» **LISTED RECORDS**
──────────────────────────────

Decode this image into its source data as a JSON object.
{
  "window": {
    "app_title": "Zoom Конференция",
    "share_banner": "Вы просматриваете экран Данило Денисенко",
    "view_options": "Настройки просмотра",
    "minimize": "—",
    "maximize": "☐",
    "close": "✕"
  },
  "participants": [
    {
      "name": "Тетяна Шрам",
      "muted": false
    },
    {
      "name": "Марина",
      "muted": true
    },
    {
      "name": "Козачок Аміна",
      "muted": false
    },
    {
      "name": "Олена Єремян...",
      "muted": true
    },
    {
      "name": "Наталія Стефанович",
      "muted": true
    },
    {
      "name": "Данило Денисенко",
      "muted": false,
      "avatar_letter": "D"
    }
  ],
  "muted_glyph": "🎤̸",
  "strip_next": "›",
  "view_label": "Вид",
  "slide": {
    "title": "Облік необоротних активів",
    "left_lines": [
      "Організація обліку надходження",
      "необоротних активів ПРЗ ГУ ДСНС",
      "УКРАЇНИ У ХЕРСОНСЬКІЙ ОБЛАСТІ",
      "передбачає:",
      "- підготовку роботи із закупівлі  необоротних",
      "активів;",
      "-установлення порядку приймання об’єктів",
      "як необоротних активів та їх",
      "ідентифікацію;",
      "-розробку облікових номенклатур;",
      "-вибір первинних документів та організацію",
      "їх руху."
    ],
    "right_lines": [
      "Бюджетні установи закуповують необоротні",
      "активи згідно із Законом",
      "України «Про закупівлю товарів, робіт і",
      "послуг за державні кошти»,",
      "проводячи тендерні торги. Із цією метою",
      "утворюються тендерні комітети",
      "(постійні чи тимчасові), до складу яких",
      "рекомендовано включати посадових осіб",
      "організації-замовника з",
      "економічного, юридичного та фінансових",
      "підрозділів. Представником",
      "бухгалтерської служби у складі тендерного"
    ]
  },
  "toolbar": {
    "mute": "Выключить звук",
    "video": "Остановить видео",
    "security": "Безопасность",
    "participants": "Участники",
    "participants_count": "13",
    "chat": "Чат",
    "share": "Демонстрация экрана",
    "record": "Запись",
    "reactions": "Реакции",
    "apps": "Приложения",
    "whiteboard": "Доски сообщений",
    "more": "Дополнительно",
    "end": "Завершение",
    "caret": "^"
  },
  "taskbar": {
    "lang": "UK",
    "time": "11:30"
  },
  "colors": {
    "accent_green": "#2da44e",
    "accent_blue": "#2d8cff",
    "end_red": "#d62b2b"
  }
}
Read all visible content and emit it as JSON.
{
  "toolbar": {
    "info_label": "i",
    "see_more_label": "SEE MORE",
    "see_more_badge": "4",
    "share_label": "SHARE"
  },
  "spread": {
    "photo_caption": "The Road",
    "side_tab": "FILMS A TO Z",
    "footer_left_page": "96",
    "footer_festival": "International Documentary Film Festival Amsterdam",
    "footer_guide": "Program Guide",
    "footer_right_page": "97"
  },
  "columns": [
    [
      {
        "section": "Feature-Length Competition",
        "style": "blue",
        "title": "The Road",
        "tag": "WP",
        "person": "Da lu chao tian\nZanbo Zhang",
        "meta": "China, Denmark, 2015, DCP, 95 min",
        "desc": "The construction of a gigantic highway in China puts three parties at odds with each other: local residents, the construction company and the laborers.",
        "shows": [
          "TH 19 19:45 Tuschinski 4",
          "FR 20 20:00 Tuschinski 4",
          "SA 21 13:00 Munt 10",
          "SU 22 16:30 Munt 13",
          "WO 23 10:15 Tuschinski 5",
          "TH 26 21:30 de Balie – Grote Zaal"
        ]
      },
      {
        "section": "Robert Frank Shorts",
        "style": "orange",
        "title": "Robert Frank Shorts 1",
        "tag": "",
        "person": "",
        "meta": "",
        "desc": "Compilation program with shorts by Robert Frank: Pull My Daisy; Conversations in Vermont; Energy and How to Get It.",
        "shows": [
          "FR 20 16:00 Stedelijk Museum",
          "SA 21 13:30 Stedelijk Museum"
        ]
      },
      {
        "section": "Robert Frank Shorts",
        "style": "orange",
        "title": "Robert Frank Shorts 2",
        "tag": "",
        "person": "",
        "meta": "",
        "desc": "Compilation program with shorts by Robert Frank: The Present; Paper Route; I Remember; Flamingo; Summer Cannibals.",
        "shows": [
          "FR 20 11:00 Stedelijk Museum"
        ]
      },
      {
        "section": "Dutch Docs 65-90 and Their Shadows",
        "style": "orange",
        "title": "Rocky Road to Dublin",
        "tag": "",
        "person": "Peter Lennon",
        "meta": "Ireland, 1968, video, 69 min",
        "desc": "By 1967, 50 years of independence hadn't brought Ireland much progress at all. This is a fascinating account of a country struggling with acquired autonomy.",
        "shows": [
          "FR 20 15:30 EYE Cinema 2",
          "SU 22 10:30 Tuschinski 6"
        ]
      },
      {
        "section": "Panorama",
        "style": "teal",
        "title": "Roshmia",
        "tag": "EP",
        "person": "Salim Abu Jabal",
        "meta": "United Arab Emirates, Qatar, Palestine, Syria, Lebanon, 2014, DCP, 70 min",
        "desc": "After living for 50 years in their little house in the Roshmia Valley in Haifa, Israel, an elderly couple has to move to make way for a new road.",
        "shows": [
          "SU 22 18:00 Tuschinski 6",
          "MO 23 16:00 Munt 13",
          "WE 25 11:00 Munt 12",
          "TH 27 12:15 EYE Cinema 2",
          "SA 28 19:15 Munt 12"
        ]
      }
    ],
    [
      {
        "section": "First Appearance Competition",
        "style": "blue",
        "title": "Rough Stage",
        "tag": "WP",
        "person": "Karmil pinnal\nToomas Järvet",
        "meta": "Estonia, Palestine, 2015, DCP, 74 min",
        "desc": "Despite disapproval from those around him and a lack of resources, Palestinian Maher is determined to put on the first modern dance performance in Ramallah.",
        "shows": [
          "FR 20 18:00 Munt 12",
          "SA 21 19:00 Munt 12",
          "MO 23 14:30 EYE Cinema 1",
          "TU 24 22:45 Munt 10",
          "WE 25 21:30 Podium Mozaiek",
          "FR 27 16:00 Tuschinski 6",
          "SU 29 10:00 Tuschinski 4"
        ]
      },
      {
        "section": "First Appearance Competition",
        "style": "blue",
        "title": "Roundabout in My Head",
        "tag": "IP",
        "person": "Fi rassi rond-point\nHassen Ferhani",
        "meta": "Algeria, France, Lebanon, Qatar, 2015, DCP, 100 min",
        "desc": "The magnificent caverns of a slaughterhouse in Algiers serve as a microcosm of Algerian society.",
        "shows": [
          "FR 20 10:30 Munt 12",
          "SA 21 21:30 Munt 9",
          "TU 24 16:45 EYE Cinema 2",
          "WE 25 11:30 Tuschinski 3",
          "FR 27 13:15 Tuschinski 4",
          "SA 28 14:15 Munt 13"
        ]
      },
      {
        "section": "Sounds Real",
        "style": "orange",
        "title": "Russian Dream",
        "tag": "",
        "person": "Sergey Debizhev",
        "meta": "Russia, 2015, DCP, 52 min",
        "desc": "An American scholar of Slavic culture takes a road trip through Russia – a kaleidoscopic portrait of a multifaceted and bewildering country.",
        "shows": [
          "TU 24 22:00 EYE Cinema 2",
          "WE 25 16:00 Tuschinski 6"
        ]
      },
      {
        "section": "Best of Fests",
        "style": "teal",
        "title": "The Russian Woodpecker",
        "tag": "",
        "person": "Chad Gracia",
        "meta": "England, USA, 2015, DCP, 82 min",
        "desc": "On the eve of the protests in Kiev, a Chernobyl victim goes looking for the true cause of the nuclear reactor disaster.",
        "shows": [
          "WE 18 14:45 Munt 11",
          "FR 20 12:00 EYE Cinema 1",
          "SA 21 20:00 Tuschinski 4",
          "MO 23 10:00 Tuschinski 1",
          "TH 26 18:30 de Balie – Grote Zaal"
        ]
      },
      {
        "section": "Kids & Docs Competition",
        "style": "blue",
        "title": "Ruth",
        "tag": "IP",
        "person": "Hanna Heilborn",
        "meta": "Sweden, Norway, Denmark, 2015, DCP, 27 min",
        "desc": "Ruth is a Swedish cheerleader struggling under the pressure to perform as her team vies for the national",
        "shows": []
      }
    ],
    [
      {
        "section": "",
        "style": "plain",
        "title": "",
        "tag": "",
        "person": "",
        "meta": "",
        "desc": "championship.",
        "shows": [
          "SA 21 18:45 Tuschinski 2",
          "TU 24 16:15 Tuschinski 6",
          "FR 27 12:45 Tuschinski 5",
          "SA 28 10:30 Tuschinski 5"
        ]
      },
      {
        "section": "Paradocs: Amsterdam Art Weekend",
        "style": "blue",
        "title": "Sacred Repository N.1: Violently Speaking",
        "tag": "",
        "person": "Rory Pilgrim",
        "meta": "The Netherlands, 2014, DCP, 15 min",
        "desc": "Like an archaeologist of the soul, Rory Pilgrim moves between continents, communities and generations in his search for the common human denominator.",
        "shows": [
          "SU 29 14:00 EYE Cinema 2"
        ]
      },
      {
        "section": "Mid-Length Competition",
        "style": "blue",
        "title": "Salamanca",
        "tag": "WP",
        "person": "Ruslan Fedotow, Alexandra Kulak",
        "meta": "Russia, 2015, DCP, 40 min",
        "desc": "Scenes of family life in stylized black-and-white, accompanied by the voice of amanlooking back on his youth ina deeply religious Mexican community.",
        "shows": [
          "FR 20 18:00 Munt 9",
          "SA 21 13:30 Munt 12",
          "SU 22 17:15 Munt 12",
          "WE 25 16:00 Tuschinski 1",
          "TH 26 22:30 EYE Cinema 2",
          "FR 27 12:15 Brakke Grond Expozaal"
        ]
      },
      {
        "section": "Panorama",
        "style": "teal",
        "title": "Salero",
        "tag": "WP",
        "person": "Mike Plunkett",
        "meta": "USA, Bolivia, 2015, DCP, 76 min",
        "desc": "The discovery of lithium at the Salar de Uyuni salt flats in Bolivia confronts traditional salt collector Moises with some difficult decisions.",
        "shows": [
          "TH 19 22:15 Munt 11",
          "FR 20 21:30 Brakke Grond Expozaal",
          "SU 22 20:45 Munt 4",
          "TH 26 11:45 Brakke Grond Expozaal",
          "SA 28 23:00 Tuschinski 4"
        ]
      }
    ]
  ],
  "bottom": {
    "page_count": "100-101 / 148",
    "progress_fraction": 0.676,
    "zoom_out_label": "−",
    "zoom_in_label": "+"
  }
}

──────────────────────────────

» **JOB**
From the material above, copy each line that includes the word "Grote".

» **WRITTEN ANSWER**
          "TH 26 21:30 de Balie – Grote Zaal"
          "TH 26 18:30 de Balie – Grote Zaal"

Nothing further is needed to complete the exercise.